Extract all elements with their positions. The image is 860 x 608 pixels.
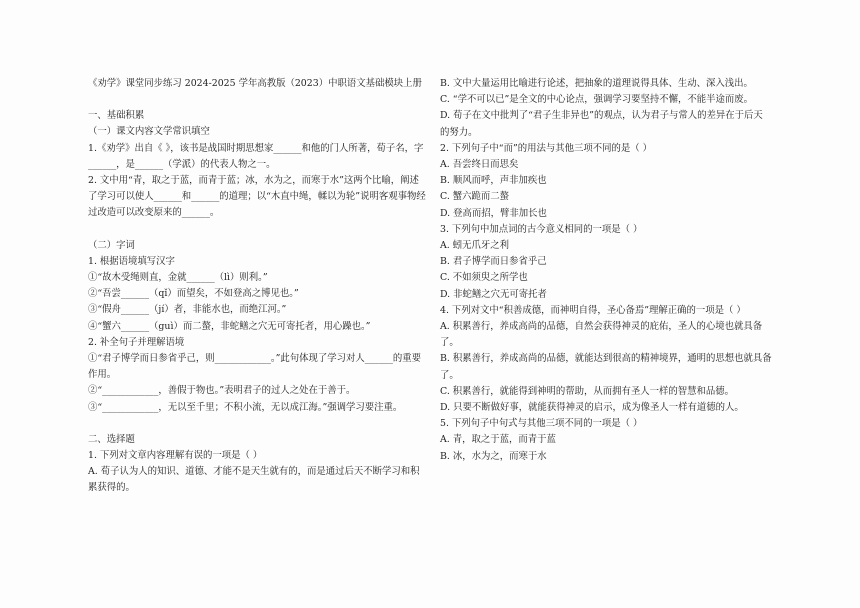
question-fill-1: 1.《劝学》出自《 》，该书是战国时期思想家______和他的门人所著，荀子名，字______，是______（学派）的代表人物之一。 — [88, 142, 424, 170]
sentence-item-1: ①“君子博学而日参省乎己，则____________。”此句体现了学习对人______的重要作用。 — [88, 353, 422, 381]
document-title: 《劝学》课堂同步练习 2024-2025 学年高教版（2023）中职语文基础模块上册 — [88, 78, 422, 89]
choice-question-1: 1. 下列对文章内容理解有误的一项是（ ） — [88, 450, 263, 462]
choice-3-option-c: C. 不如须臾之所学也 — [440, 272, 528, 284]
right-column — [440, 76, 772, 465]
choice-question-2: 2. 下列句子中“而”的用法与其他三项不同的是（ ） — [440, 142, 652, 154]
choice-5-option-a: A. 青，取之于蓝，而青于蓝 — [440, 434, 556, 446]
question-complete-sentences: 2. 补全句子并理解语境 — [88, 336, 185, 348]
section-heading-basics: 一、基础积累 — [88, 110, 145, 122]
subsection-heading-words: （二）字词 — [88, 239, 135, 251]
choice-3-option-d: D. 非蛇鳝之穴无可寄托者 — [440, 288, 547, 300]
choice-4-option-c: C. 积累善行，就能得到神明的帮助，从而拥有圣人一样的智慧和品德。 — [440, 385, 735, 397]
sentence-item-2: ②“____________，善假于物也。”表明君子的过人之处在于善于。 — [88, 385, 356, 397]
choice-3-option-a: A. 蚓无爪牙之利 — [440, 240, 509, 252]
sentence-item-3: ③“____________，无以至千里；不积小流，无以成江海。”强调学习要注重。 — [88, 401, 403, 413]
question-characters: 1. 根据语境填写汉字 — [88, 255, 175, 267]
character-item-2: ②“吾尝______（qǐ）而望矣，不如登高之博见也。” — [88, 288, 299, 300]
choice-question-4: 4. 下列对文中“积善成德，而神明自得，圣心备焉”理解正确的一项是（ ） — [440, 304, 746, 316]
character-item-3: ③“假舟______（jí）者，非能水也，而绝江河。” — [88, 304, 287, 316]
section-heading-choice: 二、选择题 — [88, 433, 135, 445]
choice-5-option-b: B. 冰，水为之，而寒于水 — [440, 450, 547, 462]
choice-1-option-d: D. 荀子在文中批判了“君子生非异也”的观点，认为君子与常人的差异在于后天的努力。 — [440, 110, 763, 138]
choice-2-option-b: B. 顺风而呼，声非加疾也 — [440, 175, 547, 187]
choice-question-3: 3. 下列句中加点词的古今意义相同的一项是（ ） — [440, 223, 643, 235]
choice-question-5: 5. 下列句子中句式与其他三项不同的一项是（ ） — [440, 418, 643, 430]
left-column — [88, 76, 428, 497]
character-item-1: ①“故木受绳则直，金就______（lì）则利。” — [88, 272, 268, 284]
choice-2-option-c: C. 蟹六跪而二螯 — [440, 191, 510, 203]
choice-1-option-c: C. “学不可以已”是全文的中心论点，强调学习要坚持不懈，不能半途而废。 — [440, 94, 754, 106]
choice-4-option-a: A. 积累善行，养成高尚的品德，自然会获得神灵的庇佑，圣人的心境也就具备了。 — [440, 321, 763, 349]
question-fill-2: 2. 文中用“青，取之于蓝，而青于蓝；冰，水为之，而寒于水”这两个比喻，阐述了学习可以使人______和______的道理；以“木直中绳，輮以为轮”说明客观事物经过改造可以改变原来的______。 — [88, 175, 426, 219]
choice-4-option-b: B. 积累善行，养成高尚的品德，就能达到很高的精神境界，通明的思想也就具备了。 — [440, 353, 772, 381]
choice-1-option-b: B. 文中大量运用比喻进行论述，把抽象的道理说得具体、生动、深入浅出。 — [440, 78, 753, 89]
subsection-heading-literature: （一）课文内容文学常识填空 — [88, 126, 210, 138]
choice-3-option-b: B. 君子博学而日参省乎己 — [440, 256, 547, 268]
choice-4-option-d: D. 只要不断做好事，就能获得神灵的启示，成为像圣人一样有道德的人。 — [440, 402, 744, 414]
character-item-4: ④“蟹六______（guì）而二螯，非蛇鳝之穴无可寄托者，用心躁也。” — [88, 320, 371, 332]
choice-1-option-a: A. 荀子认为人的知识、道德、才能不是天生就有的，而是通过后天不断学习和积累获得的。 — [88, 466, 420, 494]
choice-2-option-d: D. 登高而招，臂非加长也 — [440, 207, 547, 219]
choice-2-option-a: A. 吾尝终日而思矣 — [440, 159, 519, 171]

+ + +

Task directions: Please copy out the material above line for line without any changes, leaving out the pictures.

Full solution:
Extract all elements with their positions. The image is 860 x 608 pixels.
question-fill-1: 1.《劝学》出自《 》，该书是战国时期思想家______和他的门人所著，荀子名，字______，是______（学派）的代表人物之一。 — [88, 142, 424, 170]
sentence-item-1: ①“君子博学而日参省乎己，则____________。”此句体现了学习对人______的重要作用。 — [88, 353, 422, 381]
document-title: 《劝学》课堂同步练习 2024-2025 学年高教版（2023）中职语文基础模块上册 — [88, 78, 422, 89]
choice-question-1: 1. 下列对文章内容理解有误的一项是（ ） — [88, 450, 263, 462]
choice-3-option-c: C. 不如须臾之所学也 — [440, 272, 528, 284]
right-column — [440, 76, 772, 465]
choice-question-2: 2. 下列句子中“而”的用法与其他三项不同的是（ ） — [440, 142, 652, 154]
choice-5-option-a: A. 青，取之于蓝，而青于蓝 — [440, 434, 556, 446]
question-complete-sentences: 2. 补全句子并理解语境 — [88, 336, 185, 348]
section-heading-basics: 一、基础积累 — [88, 110, 145, 122]
subsection-heading-words: （二）字词 — [88, 239, 135, 251]
choice-3-option-d: D. 非蛇鳝之穴无可寄托者 — [440, 288, 547, 300]
choice-4-option-c: C. 积累善行，就能得到神明的帮助，从而拥有圣人一样的智慧和品德。 — [440, 385, 735, 397]
sentence-item-2: ②“____________，善假于物也。”表明君子的过人之处在于善于。 — [88, 385, 356, 397]
choice-3-option-a: A. 蚓无爪牙之利 — [440, 240, 509, 252]
sentence-item-3: ③“____________，无以至千里；不积小流，无以成江海。”强调学习要注重。 — [88, 401, 403, 413]
question-characters: 1. 根据语境填写汉字 — [88, 255, 175, 267]
character-item-2: ②“吾尝______（qǐ）而望矣，不如登高之博见也。” — [88, 288, 299, 300]
choice-question-4: 4. 下列对文中“积善成德，而神明自得，圣心备焉”理解正确的一项是（ ） — [440, 304, 746, 316]
character-item-3: ③“假舟______（jí）者，非能水也，而绝江河。” — [88, 304, 287, 316]
section-heading-choice: 二、选择题 — [88, 433, 135, 445]
choice-5-option-b: B. 冰，水为之，而寒于水 — [440, 450, 547, 462]
choice-1-option-d: D. 荀子在文中批判了“君子生非异也”的观点，认为君子与常人的差异在于后天的努力。 — [440, 110, 763, 138]
choice-2-option-b: B. 顺风而呼，声非加疾也 — [440, 175, 547, 187]
choice-question-3: 3. 下列句中加点词的古今意义相同的一项是（ ） — [440, 223, 643, 235]
choice-question-5: 5. 下列句子中句式与其他三项不同的一项是（ ） — [440, 418, 643, 430]
left-column — [88, 76, 428, 497]
character-item-1: ①“故木受绳则直，金就______（lì）则利。” — [88, 272, 268, 284]
choice-2-option-c: C. 蟹六跪而二螯 — [440, 191, 510, 203]
choice-1-option-c: C. “学不可以已”是全文的中心论点，强调学习要坚持不懈，不能半途而废。 — [440, 94, 754, 106]
choice-4-option-a: A. 积累善行，养成高尚的品德，自然会获得神灵的庇佑，圣人的心境也就具备了。 — [440, 321, 763, 349]
question-fill-2: 2. 文中用“青，取之于蓝，而青于蓝；冰，水为之，而寒于水”这两个比喻，阐述了学习可以使人______和______的道理；以“木直中绳，輮以为轮”说明客观事物经过改造可以改变原来的______。 — [88, 175, 426, 219]
choice-4-option-b: B. 积累善行，养成高尚的品德，就能达到很高的精神境界，通明的思想也就具备了。 — [440, 353, 772, 381]
choice-1-option-b: B. 文中大量运用比喻进行论述，把抽象的道理说得具体、生动、深入浅出。 — [440, 78, 753, 89]
subsection-heading-literature: （一）课文内容文学常识填空 — [88, 126, 210, 138]
choice-3-option-b: B. 君子博学而日参省乎己 — [440, 256, 547, 268]
choice-4-option-d: D. 只要不断做好事，就能获得神灵的启示，成为像圣人一样有道德的人。 — [440, 402, 744, 414]
character-item-4: ④“蟹六______（guì）而二螯，非蛇鳝之穴无可寄托者，用心躁也。” — [88, 320, 371, 332]
choice-1-option-a: A. 荀子认为人的知识、道德、才能不是天生就有的，而是通过后天不断学习和积累获得的。 — [88, 466, 420, 494]
choice-2-option-d: D. 登高而招，臂非加长也 — [440, 207, 547, 219]
choice-2-option-a: A. 吾尝终日而思矣 — [440, 159, 519, 171]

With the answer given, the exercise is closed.